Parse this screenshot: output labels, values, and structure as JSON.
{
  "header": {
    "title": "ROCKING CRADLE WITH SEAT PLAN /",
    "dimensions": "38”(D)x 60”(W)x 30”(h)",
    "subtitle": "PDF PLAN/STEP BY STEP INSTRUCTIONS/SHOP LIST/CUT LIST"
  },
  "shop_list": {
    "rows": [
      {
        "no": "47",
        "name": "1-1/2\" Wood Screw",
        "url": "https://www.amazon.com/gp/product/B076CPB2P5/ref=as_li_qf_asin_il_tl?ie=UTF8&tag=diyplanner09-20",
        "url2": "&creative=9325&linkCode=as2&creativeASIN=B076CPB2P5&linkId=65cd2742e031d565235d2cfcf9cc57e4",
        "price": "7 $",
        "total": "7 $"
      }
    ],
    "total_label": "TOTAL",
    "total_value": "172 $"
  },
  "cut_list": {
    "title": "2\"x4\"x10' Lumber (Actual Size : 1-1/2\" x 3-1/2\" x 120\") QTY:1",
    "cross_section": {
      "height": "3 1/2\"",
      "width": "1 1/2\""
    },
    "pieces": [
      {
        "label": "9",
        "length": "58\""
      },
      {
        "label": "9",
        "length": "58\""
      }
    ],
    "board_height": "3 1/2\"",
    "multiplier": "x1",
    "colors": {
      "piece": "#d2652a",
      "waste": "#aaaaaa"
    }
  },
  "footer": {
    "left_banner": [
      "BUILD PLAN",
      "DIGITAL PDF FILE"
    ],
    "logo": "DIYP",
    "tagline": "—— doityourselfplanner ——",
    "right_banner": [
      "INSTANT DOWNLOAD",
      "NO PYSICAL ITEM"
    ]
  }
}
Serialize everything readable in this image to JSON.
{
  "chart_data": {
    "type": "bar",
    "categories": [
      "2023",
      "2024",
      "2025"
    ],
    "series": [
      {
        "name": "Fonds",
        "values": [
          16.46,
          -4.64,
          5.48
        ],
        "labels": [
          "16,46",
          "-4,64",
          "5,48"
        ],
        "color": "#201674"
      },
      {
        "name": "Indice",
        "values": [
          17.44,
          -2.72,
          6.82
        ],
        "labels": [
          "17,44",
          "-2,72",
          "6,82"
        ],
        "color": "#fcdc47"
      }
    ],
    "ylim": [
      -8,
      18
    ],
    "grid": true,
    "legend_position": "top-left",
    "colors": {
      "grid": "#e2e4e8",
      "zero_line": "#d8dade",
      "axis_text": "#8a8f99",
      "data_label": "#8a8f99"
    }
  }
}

Task to carry out: Pull out all lines containing the word "JSON" from the entries above.

Reply:
Parse this screenshot: output labels, values, and structure as JSON.
Serialize everything readable in this image to JSON.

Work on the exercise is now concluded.